Collected data:
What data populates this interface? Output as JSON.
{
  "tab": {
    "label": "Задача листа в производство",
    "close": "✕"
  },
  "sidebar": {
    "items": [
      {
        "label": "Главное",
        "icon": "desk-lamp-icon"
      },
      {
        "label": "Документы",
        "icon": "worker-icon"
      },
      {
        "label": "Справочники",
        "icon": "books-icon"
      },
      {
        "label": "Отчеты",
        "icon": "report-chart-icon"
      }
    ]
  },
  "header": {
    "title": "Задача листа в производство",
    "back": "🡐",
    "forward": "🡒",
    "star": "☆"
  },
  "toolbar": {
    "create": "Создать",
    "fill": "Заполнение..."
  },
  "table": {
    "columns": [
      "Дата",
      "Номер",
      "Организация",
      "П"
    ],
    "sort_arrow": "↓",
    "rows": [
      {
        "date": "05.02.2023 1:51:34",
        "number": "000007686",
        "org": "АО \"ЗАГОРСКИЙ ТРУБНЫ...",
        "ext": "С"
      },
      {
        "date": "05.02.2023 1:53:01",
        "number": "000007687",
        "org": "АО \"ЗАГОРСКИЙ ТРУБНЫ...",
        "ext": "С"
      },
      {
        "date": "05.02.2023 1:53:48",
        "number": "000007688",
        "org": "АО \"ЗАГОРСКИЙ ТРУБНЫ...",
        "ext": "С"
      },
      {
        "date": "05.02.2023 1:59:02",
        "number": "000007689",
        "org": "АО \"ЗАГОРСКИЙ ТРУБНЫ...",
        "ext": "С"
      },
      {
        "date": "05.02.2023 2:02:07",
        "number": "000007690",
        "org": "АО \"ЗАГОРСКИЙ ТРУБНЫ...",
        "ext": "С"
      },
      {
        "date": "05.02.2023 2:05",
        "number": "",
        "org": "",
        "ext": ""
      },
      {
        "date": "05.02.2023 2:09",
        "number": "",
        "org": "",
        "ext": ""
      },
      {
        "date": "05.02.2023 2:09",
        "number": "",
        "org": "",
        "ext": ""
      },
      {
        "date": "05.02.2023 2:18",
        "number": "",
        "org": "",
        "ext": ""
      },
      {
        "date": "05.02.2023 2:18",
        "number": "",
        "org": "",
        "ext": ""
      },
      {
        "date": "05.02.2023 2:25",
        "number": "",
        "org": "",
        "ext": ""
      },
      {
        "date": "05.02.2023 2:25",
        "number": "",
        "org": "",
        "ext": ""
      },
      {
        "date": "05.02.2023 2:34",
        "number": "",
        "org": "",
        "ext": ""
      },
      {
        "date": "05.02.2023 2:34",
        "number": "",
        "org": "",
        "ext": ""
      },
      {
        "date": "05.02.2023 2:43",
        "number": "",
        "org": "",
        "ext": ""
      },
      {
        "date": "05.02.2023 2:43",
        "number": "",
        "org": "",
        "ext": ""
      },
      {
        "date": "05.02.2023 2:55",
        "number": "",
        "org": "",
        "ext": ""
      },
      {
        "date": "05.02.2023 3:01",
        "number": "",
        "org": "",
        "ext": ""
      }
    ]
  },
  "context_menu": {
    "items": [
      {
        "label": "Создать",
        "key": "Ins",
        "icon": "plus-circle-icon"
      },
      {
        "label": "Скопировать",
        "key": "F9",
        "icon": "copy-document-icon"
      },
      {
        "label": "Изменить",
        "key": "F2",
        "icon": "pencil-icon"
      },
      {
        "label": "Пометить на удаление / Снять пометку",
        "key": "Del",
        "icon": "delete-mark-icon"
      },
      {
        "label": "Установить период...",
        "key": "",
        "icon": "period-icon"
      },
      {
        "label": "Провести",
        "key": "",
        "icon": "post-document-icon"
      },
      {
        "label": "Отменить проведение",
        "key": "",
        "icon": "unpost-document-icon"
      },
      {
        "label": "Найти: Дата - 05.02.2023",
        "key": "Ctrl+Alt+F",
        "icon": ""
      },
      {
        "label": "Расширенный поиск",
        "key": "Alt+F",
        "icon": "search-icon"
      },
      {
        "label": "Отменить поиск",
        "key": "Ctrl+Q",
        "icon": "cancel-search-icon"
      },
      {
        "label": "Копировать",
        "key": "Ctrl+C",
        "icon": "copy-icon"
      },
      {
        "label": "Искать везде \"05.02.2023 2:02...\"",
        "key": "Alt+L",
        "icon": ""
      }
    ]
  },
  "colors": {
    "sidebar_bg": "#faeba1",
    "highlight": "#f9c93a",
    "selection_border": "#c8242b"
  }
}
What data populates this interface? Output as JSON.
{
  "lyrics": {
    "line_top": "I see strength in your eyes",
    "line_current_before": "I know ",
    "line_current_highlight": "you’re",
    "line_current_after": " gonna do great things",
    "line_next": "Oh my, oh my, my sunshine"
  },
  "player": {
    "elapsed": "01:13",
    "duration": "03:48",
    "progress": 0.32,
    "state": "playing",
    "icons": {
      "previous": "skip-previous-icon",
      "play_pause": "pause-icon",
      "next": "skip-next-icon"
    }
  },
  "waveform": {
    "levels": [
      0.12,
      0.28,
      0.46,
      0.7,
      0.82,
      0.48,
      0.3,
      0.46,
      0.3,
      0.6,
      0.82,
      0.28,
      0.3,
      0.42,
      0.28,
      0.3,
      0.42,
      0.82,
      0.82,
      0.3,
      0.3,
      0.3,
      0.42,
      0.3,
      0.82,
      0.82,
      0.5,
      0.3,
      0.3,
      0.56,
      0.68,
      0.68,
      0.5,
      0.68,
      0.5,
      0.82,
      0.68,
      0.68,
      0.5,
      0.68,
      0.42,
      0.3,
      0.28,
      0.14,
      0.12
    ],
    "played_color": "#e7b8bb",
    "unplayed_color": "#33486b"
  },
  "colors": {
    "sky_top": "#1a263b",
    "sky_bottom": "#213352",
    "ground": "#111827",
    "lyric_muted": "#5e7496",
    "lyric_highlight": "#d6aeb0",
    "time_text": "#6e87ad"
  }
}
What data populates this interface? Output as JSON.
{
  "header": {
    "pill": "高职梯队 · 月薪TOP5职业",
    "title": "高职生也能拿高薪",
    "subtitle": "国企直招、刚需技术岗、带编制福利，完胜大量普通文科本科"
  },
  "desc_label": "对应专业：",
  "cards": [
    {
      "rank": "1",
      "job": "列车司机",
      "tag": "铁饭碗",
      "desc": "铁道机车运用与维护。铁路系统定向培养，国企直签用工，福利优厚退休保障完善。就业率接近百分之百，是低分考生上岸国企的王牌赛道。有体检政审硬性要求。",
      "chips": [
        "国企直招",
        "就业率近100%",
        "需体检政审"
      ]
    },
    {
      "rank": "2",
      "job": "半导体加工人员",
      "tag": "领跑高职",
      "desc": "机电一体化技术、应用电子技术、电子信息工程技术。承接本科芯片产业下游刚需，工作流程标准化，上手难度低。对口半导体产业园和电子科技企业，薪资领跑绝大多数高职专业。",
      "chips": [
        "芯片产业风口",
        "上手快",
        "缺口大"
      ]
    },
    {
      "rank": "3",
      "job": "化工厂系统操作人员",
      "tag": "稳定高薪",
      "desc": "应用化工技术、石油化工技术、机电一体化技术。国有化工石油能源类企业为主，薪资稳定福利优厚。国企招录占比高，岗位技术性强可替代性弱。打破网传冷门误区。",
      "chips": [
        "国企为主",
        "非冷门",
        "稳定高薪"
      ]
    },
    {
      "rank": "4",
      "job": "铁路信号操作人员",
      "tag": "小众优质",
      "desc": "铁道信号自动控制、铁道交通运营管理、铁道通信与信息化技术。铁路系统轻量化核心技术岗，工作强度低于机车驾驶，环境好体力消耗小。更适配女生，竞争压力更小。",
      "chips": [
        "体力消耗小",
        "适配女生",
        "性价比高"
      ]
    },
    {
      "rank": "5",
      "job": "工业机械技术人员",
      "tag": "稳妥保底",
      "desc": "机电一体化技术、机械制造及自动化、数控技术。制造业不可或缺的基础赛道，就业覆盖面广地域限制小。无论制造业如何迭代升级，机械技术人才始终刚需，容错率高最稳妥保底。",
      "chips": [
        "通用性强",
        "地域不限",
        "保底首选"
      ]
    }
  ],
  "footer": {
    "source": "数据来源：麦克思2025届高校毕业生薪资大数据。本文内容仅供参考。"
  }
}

GIVEN REQUEST:
Find the word "поиск" and list each line it appears in.

FULL ANSWER:
        "label": "Расширенный поиск",
        "label": "Отменить поиск",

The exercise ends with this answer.